*** GIVEN ENTRIES

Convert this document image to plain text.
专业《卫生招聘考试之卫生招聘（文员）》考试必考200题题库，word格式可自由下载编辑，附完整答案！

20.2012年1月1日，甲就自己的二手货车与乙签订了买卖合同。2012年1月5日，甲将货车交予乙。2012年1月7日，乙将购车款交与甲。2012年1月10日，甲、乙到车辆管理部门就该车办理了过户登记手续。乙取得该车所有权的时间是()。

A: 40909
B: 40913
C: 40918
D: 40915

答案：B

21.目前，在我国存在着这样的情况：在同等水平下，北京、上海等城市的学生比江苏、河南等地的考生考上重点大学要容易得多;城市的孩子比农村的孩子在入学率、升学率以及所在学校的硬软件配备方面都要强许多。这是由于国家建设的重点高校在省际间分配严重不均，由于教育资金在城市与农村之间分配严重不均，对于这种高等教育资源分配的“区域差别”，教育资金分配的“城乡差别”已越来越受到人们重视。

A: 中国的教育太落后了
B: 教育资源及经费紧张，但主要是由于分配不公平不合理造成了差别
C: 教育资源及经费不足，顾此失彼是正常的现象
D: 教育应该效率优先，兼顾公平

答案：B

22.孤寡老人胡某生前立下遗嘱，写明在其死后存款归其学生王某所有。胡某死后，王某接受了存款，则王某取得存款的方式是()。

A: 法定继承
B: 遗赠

******

* [YOUR TASK]: Repeat every entry word for word.

* [WRITTEN SOLUTION]:
Convert this document image to plain text.
专业《卫生招聘考试之卫生招聘（文员）》考试必考200题题库，word格式可自由下载编辑，附完整答案！

20.2012年1月1日，甲就自己的二手货车与乙签订了买卖合同。2012年1月5日，甲将货车交予乙。2012年1月7日，乙将购车款交与甲。2012年1月10日，甲、乙到车辆管理部门就该车办理了过户登记手续。乙取得该车所有权的时间是()。

A: 40909
B: 40913
C: 40918
D: 40915

答案：B

21.目前，在我国存在着这样的情况：在同等水平下，北京、上海等城市的学生比江苏、河南等地的考生考上重点大学要容易得多;城市的孩子比农村的孩子在入学率、升学率以及所在学校的硬软件配备方面都要强许多。这是由于国家建设的重点高校在省际间分配严重不均，由于教育资金在城市与农村之间分配严重不均，对于这种高等教育资源分配的“区域差别”，教育资金分配的“城乡差别”已越来越受到人们重视。

A: 中国的教育太落后了
B: 教育资源及经费紧张，但主要是由于分配不公平不合理造成了差别
C: 教育资源及经费不足，顾此失彼是正常的现象
D: 教育应该效率优先，兼顾公平

答案：B

22.孤寡老人胡某生前立下遗嘱，写明在其死后存款归其学生王某所有。胡某死后，王某接受了存款，则王某取得存款的方式是()。

A: 法定继承
B: 遗赠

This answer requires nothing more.